*RECORDS FOR THE TASK*.

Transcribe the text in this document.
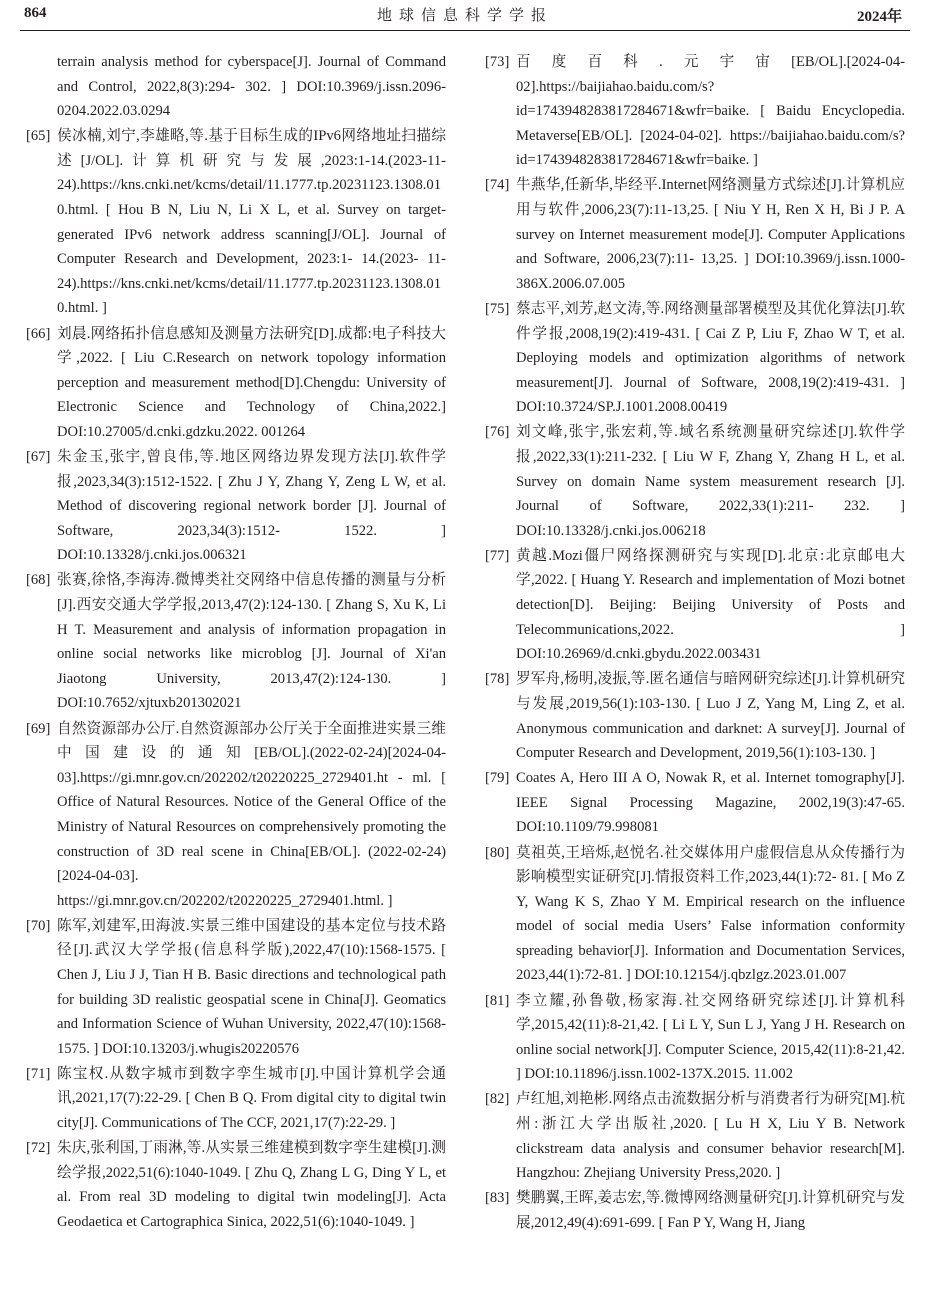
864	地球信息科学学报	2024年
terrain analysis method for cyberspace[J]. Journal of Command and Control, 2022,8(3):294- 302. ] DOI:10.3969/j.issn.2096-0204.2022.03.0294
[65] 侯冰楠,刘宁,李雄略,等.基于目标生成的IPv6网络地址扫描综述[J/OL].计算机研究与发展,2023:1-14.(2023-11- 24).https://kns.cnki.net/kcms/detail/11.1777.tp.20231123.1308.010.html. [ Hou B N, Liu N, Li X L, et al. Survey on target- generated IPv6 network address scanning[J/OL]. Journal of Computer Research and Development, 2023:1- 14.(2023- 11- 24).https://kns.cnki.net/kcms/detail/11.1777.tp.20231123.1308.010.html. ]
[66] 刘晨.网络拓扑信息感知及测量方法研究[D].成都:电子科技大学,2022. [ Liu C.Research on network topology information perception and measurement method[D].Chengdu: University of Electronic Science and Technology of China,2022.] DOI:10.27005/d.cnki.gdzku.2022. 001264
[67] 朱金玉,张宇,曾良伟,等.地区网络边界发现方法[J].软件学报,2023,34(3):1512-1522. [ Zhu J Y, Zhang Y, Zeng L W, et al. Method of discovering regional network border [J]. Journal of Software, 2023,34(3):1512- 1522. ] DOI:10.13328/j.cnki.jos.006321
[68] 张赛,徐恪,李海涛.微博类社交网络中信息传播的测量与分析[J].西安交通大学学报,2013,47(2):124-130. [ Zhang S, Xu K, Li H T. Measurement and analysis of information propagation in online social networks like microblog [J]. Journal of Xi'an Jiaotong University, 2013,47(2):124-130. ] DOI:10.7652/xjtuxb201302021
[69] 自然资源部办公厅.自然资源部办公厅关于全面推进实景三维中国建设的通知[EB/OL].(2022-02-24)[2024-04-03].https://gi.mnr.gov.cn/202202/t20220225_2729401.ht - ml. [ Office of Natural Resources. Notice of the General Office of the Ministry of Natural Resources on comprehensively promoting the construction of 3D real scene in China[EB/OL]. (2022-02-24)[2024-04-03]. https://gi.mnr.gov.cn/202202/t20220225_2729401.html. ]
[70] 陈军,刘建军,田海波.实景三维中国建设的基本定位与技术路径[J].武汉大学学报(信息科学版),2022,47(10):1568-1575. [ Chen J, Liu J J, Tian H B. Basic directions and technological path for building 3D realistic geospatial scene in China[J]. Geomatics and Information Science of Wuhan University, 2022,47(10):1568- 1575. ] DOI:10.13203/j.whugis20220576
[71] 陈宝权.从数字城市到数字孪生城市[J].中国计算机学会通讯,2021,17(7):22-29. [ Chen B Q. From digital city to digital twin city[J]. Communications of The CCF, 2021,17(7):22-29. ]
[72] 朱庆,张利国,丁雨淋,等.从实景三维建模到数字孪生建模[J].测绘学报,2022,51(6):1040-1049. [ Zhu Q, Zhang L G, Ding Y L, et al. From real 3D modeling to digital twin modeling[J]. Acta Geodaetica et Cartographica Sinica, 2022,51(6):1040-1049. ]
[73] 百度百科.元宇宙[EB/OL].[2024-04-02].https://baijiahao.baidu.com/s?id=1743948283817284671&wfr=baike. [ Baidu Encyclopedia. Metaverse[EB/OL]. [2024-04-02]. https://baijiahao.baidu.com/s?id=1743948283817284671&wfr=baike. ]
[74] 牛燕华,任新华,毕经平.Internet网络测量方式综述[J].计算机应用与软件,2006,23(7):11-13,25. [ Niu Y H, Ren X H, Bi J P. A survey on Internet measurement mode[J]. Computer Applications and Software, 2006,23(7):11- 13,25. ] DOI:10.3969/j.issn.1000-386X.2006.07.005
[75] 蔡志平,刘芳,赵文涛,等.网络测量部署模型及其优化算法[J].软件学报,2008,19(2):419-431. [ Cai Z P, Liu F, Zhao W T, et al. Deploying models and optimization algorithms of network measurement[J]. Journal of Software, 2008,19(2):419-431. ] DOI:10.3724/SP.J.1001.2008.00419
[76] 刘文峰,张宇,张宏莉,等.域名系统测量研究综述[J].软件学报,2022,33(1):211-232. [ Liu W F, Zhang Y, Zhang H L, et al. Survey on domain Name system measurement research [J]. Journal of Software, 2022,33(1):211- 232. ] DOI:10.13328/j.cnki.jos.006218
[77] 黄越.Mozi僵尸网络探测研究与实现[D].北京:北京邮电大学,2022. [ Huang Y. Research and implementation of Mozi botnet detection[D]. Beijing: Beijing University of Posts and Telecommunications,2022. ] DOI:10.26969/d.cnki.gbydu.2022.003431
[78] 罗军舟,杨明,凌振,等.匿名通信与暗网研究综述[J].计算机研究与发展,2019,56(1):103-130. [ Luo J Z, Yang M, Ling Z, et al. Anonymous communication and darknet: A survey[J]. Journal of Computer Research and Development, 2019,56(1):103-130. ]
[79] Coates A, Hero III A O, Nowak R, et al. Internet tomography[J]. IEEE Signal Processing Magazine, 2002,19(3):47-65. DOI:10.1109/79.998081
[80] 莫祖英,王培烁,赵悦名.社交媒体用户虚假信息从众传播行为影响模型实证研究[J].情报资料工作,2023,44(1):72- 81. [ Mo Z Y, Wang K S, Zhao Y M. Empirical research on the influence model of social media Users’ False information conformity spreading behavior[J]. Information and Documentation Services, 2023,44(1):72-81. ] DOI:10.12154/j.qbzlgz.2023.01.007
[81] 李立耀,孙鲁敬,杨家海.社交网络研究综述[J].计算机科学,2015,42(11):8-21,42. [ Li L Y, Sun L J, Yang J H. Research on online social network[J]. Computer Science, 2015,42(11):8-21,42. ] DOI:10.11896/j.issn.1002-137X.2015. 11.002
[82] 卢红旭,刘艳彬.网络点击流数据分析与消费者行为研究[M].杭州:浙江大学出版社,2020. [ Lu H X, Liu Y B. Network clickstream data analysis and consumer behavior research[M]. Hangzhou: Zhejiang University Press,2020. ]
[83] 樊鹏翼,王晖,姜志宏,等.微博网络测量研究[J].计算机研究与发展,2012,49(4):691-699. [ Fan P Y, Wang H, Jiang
---
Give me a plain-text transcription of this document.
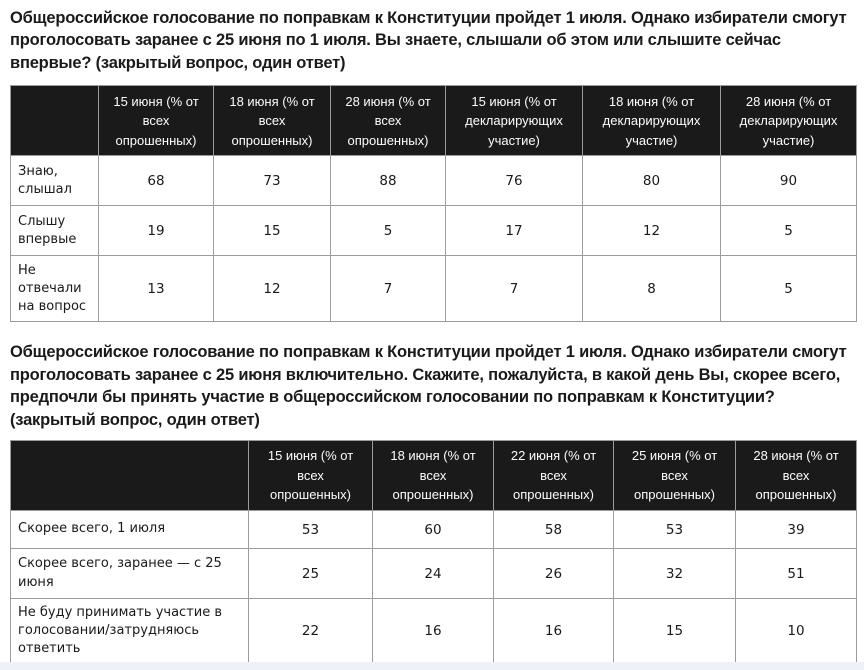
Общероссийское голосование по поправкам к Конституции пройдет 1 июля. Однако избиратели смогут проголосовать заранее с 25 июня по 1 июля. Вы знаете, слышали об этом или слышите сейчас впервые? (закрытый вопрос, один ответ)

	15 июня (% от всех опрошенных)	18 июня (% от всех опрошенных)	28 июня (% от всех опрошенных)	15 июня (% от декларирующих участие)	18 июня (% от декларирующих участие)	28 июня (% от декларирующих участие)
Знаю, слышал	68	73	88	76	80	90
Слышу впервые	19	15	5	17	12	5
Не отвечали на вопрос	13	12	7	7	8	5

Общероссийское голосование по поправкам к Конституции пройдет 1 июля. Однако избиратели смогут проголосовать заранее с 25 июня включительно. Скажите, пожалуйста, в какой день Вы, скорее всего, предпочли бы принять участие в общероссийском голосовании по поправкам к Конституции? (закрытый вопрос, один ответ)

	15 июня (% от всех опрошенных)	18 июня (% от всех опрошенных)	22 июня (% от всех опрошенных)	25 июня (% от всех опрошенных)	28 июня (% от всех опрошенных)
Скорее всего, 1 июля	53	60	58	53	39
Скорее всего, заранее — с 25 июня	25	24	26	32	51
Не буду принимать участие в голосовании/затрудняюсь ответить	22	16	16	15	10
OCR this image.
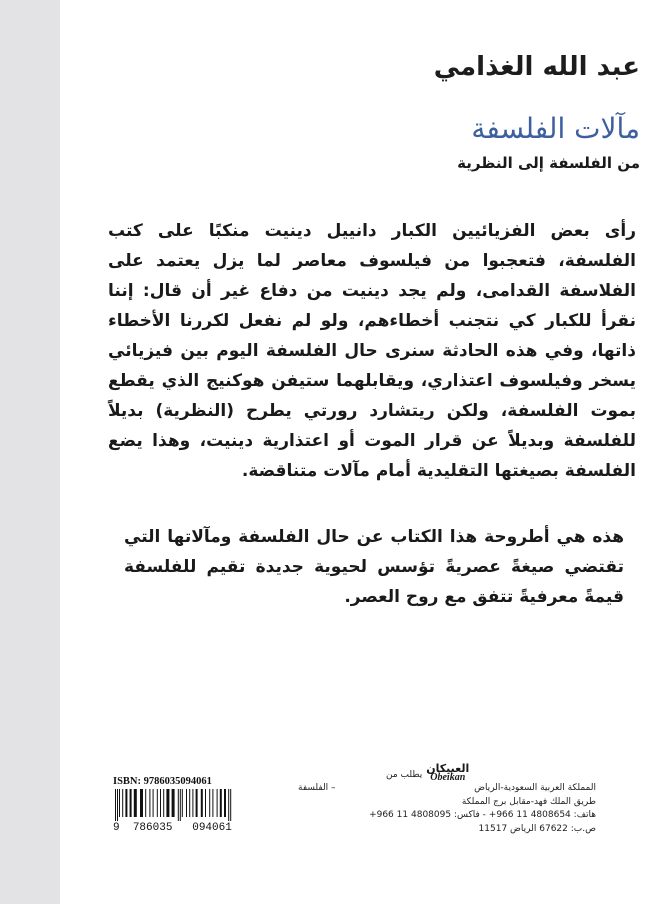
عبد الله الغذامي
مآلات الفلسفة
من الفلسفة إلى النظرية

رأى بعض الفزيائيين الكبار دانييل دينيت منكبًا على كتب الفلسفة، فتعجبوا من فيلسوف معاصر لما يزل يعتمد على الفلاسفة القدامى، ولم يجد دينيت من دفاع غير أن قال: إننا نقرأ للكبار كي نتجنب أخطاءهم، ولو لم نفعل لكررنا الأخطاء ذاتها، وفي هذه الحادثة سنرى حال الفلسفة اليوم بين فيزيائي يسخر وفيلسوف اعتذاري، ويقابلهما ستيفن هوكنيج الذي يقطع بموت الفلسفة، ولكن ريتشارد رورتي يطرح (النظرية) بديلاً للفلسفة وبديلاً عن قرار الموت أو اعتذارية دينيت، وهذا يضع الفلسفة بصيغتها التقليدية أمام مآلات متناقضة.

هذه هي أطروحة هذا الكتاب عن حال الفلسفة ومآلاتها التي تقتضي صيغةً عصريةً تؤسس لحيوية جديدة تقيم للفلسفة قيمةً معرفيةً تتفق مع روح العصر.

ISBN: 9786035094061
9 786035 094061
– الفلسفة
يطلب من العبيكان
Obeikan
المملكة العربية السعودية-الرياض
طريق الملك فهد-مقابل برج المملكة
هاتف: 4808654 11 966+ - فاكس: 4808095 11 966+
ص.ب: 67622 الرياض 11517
* * *
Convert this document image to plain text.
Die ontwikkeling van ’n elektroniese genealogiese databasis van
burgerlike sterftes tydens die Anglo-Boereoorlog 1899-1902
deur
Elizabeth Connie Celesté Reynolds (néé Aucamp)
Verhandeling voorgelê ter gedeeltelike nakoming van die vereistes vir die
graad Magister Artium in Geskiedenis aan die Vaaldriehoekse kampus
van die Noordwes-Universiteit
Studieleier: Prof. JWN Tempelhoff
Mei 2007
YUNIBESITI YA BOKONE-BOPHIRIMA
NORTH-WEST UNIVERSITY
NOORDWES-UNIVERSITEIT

*TASK OBJECTIVE*.
Read the data above and pull out each line that holds the string "впервые".

*SOLUTION*.
Общероссийское голосование по поправкам к Конституции пройдет 1 июля. Однако избиратели смогут проголосовать заранее с 25 июня по 1 июля. Вы знаете, слышали об этом или слышите сейчас впервые? (закрытый вопрос, один ответ)
Слышу впервые	19	15	5	17	12	5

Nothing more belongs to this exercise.